#### [What you are asked to do]
Report all lines from the entries below in which "πράγματα" appears.

________________

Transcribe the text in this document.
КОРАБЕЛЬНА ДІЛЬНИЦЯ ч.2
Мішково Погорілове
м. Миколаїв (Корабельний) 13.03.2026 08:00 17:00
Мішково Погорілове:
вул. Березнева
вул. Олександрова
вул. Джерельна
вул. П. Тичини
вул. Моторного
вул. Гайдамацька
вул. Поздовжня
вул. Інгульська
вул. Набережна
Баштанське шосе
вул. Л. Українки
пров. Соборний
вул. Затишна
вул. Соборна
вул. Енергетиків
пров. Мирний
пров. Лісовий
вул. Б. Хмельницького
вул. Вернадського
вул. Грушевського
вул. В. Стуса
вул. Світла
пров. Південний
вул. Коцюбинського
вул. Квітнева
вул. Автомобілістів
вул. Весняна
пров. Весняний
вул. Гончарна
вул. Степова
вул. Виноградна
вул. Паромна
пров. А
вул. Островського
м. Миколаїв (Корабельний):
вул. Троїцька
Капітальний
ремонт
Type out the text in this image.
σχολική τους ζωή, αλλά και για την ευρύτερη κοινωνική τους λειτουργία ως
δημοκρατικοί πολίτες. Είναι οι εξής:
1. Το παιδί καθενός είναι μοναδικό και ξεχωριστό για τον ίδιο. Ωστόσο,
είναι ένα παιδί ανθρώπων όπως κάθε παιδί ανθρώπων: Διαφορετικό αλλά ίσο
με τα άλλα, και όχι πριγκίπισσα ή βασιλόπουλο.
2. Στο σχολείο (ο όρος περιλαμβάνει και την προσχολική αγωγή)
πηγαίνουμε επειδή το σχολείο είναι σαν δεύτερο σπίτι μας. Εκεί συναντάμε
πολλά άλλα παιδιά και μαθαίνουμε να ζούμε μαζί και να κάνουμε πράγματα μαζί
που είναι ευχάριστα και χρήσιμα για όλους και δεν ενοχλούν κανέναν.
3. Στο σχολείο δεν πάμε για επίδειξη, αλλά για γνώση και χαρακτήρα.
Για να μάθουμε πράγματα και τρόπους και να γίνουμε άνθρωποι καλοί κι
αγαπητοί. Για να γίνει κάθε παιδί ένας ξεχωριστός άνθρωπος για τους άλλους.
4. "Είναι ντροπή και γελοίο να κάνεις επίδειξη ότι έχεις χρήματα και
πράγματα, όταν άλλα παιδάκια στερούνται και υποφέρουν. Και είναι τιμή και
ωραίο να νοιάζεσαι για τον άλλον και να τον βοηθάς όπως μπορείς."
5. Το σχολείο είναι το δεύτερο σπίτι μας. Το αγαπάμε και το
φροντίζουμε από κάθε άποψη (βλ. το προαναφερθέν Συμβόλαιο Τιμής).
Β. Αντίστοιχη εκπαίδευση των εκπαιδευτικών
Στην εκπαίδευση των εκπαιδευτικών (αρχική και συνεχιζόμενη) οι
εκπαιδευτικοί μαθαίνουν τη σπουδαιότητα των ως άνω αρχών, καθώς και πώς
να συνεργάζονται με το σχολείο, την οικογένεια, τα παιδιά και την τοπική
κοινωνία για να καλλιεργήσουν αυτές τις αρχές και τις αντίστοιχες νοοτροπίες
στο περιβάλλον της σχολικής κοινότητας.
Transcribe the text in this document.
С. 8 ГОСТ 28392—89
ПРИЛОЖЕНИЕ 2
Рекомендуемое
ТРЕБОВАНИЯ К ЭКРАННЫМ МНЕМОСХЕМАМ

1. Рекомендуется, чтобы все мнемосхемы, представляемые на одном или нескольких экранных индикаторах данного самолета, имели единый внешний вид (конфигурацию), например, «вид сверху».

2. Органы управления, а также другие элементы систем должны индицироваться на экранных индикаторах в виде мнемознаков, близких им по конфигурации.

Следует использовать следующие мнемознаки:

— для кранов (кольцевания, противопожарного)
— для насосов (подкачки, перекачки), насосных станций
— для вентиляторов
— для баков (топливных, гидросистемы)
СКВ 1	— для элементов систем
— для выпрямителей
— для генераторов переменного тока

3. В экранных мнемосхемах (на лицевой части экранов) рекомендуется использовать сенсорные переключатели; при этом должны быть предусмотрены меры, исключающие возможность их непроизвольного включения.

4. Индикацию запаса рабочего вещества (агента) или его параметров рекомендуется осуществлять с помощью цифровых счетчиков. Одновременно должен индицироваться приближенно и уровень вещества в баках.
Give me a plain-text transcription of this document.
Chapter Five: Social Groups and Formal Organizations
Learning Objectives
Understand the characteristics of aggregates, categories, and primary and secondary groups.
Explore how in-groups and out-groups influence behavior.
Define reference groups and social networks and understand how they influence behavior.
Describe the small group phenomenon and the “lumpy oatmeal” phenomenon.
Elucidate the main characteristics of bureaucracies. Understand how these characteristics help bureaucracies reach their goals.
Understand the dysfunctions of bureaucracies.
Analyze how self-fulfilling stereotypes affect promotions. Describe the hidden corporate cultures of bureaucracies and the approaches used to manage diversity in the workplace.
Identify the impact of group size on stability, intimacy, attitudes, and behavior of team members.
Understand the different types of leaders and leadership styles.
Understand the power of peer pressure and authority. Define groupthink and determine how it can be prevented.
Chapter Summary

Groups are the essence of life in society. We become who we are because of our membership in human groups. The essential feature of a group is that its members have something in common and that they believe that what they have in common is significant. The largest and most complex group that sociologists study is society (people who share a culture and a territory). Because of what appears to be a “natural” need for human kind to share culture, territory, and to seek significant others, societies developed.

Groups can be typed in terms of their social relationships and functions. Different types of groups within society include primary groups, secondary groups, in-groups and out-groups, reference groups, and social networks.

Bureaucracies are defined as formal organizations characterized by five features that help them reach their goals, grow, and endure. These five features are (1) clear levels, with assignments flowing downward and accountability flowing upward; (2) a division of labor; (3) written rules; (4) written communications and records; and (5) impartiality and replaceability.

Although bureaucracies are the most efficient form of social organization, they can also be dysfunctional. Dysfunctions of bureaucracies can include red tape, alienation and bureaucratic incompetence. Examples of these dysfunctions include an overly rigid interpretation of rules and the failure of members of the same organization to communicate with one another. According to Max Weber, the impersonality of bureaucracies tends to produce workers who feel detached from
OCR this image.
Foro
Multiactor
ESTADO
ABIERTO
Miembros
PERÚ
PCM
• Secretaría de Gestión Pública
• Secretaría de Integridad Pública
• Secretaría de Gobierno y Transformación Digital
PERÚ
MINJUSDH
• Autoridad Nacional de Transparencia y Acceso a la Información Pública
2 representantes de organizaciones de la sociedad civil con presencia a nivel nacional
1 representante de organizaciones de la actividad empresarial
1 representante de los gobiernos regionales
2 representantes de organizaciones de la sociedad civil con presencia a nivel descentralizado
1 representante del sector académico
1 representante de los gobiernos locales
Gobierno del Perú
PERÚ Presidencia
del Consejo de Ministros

________________

#### [Reply]
πολλά άλλα παιδιά και μαθαίνουμε να ζούμε μαζί και να κάνουμε πράγματα μαζί
Για να μάθουμε πράγματα και τρόπους και να γίνουμε άνθρωποι καλοί κι
πράγματα, όταν άλλα παιδάκια στερούνται και υποφέρουν. Και είναι τιμή και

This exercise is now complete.